-- start Information supplied --
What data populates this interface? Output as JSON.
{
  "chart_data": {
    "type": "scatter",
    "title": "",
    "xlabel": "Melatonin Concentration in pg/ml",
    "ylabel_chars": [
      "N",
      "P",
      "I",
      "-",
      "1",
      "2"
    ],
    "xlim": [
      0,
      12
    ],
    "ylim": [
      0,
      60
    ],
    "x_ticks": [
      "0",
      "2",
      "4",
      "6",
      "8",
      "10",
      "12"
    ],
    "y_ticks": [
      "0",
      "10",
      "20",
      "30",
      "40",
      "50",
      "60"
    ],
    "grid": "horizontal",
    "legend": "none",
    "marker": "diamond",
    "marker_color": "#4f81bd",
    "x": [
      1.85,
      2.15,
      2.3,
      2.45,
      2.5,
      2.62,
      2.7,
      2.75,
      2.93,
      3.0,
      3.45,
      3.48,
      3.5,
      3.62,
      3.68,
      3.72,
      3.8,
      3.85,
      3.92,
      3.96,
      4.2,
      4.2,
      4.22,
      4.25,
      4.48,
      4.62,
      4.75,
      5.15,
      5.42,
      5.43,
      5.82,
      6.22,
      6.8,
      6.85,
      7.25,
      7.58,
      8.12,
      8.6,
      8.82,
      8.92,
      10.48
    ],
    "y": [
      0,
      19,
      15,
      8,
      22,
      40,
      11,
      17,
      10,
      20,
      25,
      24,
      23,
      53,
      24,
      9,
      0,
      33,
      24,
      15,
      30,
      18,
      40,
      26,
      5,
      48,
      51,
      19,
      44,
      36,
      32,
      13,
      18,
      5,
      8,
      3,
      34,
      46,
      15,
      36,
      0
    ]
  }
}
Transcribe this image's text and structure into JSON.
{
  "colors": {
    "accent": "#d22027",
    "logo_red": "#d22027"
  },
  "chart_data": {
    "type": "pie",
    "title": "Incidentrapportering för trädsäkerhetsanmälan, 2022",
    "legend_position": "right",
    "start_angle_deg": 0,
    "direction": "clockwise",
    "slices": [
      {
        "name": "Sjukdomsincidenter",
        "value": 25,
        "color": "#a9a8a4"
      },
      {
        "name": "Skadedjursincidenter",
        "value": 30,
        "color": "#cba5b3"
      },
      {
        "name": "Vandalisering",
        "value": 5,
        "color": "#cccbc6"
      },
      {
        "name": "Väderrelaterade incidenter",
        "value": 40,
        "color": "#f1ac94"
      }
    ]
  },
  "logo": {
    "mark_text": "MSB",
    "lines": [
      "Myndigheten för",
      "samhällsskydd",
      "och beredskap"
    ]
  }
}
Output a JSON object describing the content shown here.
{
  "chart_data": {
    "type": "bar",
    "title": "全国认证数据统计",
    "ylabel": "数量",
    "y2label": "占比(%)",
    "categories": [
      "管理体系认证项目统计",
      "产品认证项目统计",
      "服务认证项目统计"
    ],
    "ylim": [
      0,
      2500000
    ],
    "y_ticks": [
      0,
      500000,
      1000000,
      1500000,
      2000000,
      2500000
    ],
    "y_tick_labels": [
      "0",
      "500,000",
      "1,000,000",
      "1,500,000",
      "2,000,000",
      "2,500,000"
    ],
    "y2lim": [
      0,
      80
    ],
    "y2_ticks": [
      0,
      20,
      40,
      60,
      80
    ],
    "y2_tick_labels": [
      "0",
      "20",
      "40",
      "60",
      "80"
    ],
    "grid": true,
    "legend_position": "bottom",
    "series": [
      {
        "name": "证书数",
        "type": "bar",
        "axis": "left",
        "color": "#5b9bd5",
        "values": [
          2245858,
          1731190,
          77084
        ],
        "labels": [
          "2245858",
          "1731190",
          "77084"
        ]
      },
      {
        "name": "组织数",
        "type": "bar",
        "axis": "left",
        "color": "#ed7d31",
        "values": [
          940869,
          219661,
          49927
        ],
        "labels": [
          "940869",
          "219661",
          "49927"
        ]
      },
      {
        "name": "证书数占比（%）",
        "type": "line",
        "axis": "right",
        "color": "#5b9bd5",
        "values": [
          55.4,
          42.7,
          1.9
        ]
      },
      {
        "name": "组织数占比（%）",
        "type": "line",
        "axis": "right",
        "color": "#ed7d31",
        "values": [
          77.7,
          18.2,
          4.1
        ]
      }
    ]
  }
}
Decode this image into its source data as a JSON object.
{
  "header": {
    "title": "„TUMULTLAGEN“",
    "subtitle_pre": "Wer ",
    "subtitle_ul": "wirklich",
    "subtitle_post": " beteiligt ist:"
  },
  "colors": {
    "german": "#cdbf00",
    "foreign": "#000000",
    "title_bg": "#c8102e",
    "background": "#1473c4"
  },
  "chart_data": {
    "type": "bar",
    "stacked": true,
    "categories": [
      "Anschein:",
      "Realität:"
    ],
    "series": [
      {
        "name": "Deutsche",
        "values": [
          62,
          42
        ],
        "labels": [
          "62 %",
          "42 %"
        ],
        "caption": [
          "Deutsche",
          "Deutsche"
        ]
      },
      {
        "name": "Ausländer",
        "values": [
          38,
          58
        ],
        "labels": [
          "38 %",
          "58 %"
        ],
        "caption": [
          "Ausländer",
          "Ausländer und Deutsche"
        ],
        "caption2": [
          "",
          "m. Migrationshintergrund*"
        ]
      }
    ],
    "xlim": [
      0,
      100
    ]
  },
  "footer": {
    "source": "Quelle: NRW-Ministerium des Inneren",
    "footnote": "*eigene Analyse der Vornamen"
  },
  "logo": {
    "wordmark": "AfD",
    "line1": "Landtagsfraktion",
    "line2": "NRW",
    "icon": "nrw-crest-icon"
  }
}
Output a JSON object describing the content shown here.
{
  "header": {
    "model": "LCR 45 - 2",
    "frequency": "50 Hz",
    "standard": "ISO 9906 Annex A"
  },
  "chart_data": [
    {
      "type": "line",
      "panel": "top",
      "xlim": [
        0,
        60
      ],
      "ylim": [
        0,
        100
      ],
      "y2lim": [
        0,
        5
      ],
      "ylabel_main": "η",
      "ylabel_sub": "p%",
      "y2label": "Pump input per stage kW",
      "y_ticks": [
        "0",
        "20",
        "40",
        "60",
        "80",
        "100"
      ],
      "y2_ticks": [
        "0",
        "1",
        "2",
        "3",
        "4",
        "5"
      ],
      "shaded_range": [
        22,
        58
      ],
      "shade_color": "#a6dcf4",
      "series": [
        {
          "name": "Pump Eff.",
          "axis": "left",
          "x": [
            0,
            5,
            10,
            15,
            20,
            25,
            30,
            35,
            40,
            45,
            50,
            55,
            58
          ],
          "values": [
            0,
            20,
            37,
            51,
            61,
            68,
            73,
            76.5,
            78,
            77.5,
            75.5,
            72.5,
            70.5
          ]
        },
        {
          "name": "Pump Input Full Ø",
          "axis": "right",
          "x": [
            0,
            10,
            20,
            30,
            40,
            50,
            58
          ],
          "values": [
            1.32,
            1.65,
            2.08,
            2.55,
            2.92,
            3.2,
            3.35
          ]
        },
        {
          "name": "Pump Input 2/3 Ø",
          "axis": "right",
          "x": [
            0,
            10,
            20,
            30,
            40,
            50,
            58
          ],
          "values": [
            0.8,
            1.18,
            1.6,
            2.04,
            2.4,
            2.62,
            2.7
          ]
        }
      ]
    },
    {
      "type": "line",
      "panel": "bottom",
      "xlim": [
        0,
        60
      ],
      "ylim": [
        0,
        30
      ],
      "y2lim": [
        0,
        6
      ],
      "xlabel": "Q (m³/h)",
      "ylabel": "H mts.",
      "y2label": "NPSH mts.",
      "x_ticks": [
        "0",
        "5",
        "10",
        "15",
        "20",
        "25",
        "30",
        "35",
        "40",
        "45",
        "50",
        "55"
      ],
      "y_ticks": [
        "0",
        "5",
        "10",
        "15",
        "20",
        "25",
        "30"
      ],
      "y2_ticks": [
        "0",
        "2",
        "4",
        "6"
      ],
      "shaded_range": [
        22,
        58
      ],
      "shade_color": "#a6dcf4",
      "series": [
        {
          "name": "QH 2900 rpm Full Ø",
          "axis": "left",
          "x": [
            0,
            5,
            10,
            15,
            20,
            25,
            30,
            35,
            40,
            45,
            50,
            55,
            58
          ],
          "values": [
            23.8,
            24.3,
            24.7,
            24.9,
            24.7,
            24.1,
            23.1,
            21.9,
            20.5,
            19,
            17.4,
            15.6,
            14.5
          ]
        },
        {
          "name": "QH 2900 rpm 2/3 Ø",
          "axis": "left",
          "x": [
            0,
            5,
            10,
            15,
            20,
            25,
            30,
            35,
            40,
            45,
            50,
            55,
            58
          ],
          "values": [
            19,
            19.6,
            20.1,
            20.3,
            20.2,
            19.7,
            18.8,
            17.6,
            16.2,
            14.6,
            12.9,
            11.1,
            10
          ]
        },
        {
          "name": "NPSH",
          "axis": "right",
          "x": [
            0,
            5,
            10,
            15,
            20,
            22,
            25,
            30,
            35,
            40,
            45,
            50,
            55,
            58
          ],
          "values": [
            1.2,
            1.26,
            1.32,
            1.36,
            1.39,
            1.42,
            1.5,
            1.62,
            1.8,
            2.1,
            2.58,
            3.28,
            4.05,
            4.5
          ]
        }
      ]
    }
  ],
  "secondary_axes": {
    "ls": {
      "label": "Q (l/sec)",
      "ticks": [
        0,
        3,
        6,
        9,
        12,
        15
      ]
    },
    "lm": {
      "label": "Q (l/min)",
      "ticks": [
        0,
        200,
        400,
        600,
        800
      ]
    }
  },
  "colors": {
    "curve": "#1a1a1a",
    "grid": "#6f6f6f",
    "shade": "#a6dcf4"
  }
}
-- end Information supplied --
▶ Task goal: Locate the string "JSON" in the listing above and copy every line where it occurs.

▶ Final answer:
What data populates this interface? Output as JSON.
Transcribe this image's text and structure into JSON.
Output a JSON object describing the content shown here.
Decode this image into its source data as a JSON object.
Output a JSON object describing the content shown here.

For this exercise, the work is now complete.